Write out the material again word for word, dropping any images it holds.

======== Data excerpts ========

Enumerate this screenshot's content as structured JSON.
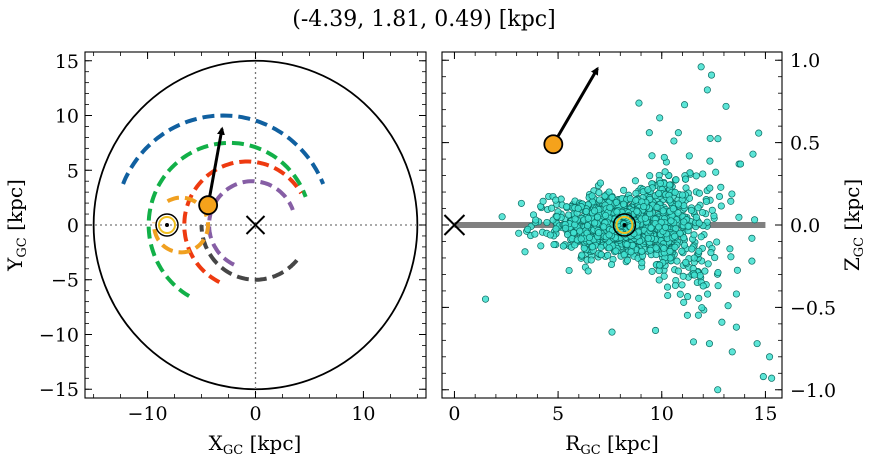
{
  "figure": {
    "title": "(-4.39, 1.81, 0.49) [kpc]"
  },
  "chart_data": [
    {
      "type": "line",
      "panel": "left",
      "xlabel_main": "X",
      "xlabel_sub": "GC",
      "xlabel_unit": " [kpc]",
      "ylabel_main": "Y",
      "ylabel_sub": "GC",
      "ylabel_unit": " [kpc]",
      "xlim": [
        -15.8,
        15.8
      ],
      "ylim": [
        -15.8,
        15.8
      ],
      "xticks": [
        -10,
        0,
        10
      ],
      "yticks": [
        -15,
        -10,
        -5,
        0,
        5,
        10,
        15
      ],
      "tick_labels": {
        "x": [
          "−10",
          "0",
          "10"
        ],
        "y": [
          "−15",
          "−10",
          "−5",
          "0",
          "5",
          "10",
          "15"
        ]
      },
      "grid": false,
      "boundary_circle": {
        "center": [
          0,
          0
        ],
        "radius": 15
      },
      "guide_lines": {
        "x": 0,
        "y": 0
      },
      "galactic_center": {
        "x": 0,
        "y": 0,
        "marker": "x"
      },
      "sun": {
        "x": -8.2,
        "y": 0,
        "marker": "circle-dot"
      },
      "object": {
        "x": -4.39,
        "y": 1.81,
        "color": "#f5a21b"
      },
      "velocity_arrow": {
        "from": [
          -4.39,
          1.81
        ],
        "to": [
          -3.1,
          8.8
        ]
      },
      "series": [
        {
          "color": "#1060a0",
          "radius": 10.0,
          "center": [
            -3.0,
            0
          ],
          "angle_start": 0,
          "angle_end": 180,
          "theta_from_deg": 158,
          "theta_to_deg": 22
        },
        {
          "color": "#12b048",
          "radius": 7.5,
          "center": [
            -2.4,
            0
          ],
          "angle_from_deg": 240,
          "angle_to_deg": 20
        },
        {
          "color": "#ee3a10",
          "radius": 5.8,
          "center": [
            -0.8,
            0
          ],
          "angle_from_deg": 244,
          "angle_to_deg": 30
        },
        {
          "color": "#865ea5",
          "radius": 4.0,
          "center": [
            -0.3,
            0
          ],
          "angle_from_deg": 245,
          "angle_to_deg": 20
        },
        {
          "color": "#464646",
          "radius": 5.0,
          "center": [
            0,
            0
          ],
          "angle_from_deg": 320,
          "angle_to_deg": 180
        },
        {
          "color": "#f0a020",
          "radius": 2.5,
          "center": [
            -6.9,
            0
          ],
          "angle_from_deg": 120,
          "angle_to_deg": 175
        }
      ]
    },
    {
      "type": "scatter",
      "panel": "right",
      "xlabel_main": "R",
      "xlabel_sub": "GC",
      "xlabel_unit": " [kpc]",
      "ylabel_main": "Z",
      "ylabel_sub": "GC",
      "ylabel_unit": " [kpc]",
      "xlim": [
        -0.6,
        15.8
      ],
      "ylim": [
        -1.05,
        1.05
      ],
      "xticks": [
        0,
        5,
        10,
        15
      ],
      "yticks": [
        -1.0,
        -0.5,
        0.0,
        0.5,
        1.0
      ],
      "tick_labels": {
        "x": [
          "0",
          "5",
          "10",
          "15"
        ],
        "y": [
          "−1.0",
          "−0.5",
          "0.0",
          "0.5",
          "1.0"
        ]
      },
      "grid": false,
      "disk_line": {
        "x": [
          0,
          15
        ],
        "y": 0,
        "color": "#808080"
      },
      "galactic_center": {
        "x": 0,
        "y": 0,
        "marker": "x"
      },
      "sun": {
        "x": 8.2,
        "y": 0,
        "marker": "circle-dot"
      },
      "object": {
        "x": 4.77,
        "y": 0.49,
        "color": "#f5a21b"
      },
      "velocity_arrow": {
        "from": [
          4.77,
          0.49
        ],
        "to": [
          6.9,
          0.95
        ]
      },
      "points_color": "#40e0d0",
      "scatter_cloud": {
        "r_center": 8.5,
        "r_spread": 2.4,
        "z_spread": 0.09,
        "count": 1400,
        "seed": 7
      },
      "outliers": [
        {
          "x": 1.5,
          "y": -0.45
        },
        {
          "x": 2.3,
          "y": 0.05
        },
        {
          "x": 3.1,
          "y": -0.05
        },
        {
          "x": 7.6,
          "y": -0.65
        },
        {
          "x": 9.7,
          "y": -0.64
        },
        {
          "x": 11.9,
          "y": 0.96
        },
        {
          "x": 12.4,
          "y": 0.91
        },
        {
          "x": 12.2,
          "y": 0.82
        },
        {
          "x": 13.1,
          "y": 0.72
        },
        {
          "x": 11.1,
          "y": 0.73
        },
        {
          "x": 9.9,
          "y": 0.65
        },
        {
          "x": 13.4,
          "y": -0.77
        },
        {
          "x": 14.9,
          "y": -0.92
        },
        {
          "x": 15.3,
          "y": -0.93
        },
        {
          "x": 12.3,
          "y": -0.72
        },
        {
          "x": 12.7,
          "y": -1.0
        },
        {
          "x": 15.2,
          "y": -0.8
        },
        {
          "x": 14.6,
          "y": -0.72
        },
        {
          "x": 13.8,
          "y": 0.37
        },
        {
          "x": 14.4,
          "y": 0.43
        },
        {
          "x": 13.6,
          "y": -0.62
        },
        {
          "x": 13.2,
          "y": -0.49
        },
        {
          "x": 12.9,
          "y": -0.59
        },
        {
          "x": 10.8,
          "y": 0.56
        },
        {
          "x": 8.9,
          "y": 0.74
        },
        {
          "x": 9.4,
          "y": 0.56
        },
        {
          "x": 12.0,
          "y": -0.37
        }
      ]
    }
  ]
}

========

Complete response:
Enumerate this screenshot's content as structured JSON.
{
  "figure": {
    "title": "(-4.39, 1.81, 0.49) [kpc]"
  },
  "chart_data": [
    {
      "type": "line",
      "panel": "left",
      "xlabel_main": "X",
      "xlabel_sub": "GC",
      "xlabel_unit": " [kpc]",
      "ylabel_main": "Y",
      "ylabel_sub": "GC",
      "ylabel_unit": " [kpc]",
      "xlim": [
        -15.8,
        15.8
      ],
      "ylim": [
        -15.8,
        15.8
      ],
      "xticks": [
        -10,
        0,
        10
      ],
      "yticks": [
        -15,
        -10,
        -5,
        0,
        5,
        10,
        15
      ],
      "tick_labels": {
        "x": [
          "−10",
          "0",
          "10"
        ],
        "y": [
          "−15",
          "−10",
          "−5",
          "0",
          "5",
          "10",
          "15"
        ]
      },
      "grid": false,
      "boundary_circle": {
        "center": [
          0,
          0
        ],
        "radius": 15
      },
      "guide_lines": {
        "x": 0,
        "y": 0
      },
      "galactic_center": {
        "x": 0,
        "y": 0,
        "marker": "x"
      },
      "sun": {
        "x": -8.2,
        "y": 0,
        "marker": "circle-dot"
      },
      "object": {
        "x": -4.39,
        "y": 1.81,
        "color": "#f5a21b"
      },
      "velocity_arrow": {
        "from": [
          -4.39,
          1.81
        ],
        "to": [
          -3.1,
          8.8
        ]
      },
      "series": [
        {
          "color": "#1060a0",
          "radius": 10.0,
          "center": [
            -3.0,
            0
          ],
          "angle_start": 0,
          "angle_end": 180,
          "theta_from_deg": 158,
          "theta_to_deg": 22
        },
        {
          "color": "#12b048",
          "radius": 7.5,
          "center": [
            -2.4,
            0
          ],
          "angle_from_deg": 240,
          "angle_to_deg": 20
        },
        {
          "color": "#ee3a10",
          "radius": 5.8,
          "center": [
            -0.8,
            0
          ],
          "angle_from_deg": 244,
          "angle_to_deg": 30
        },
        {
          "color": "#865ea5",
          "radius": 4.0,
          "center": [
            -0.3,
            0
          ],
          "angle_from_deg": 245,
          "angle_to_deg": 20
        },
        {
          "color": "#464646",
          "radius": 5.0,
          "center": [
            0,
            0
          ],
          "angle_from_deg": 320,
          "angle_to_deg": 180
        },
        {
          "color": "#f0a020",
          "radius": 2.5,
          "center": [
            -6.9,
            0
          ],
          "angle_from_deg": 120,
          "angle_to_deg": 175
        }
      ]
    },
    {
      "type": "scatter",
      "panel": "right",
      "xlabel_main": "R",
      "xlabel_sub": "GC",
      "xlabel_unit": " [kpc]",
      "ylabel_main": "Z",
      "ylabel_sub": "GC",
      "ylabel_unit": " [kpc]",
      "xlim": [
        -0.6,
        15.8
      ],
      "ylim": [
        -1.05,
        1.05
      ],
      "xticks": [
        0,
        5,
        10,
        15
      ],
      "yticks": [
        -1.0,
        -0.5,
        0.0,
        0.5,
        1.0
      ],
      "tick_labels": {
        "x": [
          "0",
          "5",
          "10",
          "15"
        ],
        "y": [
          "−1.0",
          "−0.5",
          "0.0",
          "0.5",
          "1.0"
        ]
      },
      "grid": false,
      "disk_line": {
        "x": [
          0,
          15
        ],
        "y": 0,
        "color": "#808080"
      },
      "galactic_center": {
        "x": 0,
        "y": 0,
        "marker": "x"
      },
      "sun": {
        "x": 8.2,
        "y": 0,
        "marker": "circle-dot"
      },
      "object": {
        "x": 4.77,
        "y": 0.49,
        "color": "#f5a21b"
      },
      "velocity_arrow": {
        "from": [
          4.77,
          0.49
        ],
        "to": [
          6.9,
          0.95
        ]
      },
      "points_color": "#40e0d0",
      "scatter_cloud": {
        "r_center": 8.5,
        "r_spread": 2.4,
        "z_spread": 0.09,
        "count": 1400,
        "seed": 7
      },
      "outliers": [
        {
          "x": 1.5,
          "y": -0.45
        },
        {
          "x": 2.3,
          "y": 0.05
        },
        {
          "x": 3.1,
          "y": -0.05
        },
        {
          "x": 7.6,
          "y": -0.65
        },
        {
          "x": 9.7,
          "y": -0.64
        },
        {
          "x": 11.9,
          "y": 0.96
        },
        {
          "x": 12.4,
          "y": 0.91
        },
        {
          "x": 12.2,
          "y": 0.82
        },
        {
          "x": 13.1,
          "y": 0.72
        },
        {
          "x": 11.1,
          "y": 0.73
        },
        {
          "x": 9.9,
          "y": 0.65
        },
        {
          "x": 13.4,
          "y": -0.77
        },
        {
          "x": 14.9,
          "y": -0.92
        },
        {
          "x": 15.3,
          "y": -0.93
        },
        {
          "x": 12.3,
          "y": -0.72
        },
        {
          "x": 12.7,
          "y": -1.0
        },
        {
          "x": 15.2,
          "y": -0.8
        },
        {
          "x": 14.6,
          "y": -0.72
        },
        {
          "x": 13.8,
          "y": 0.37
        },
        {
          "x": 14.4,
          "y": 0.43
        },
        {
          "x": 13.6,
          "y": -0.62
        },
        {
          "x": 13.2,
          "y": -0.49
        },
        {
          "x": 12.9,
          "y": -0.59
        },
        {
          "x": 10.8,
          "y": 0.56
        },
        {
          "x": 8.9,
          "y": 0.74
        },
        {
          "x": 9.4,
          "y": 0.56
        },
        {
          "x": 12.0,
          "y": -0.37
        }
      ]
    }
  ]
}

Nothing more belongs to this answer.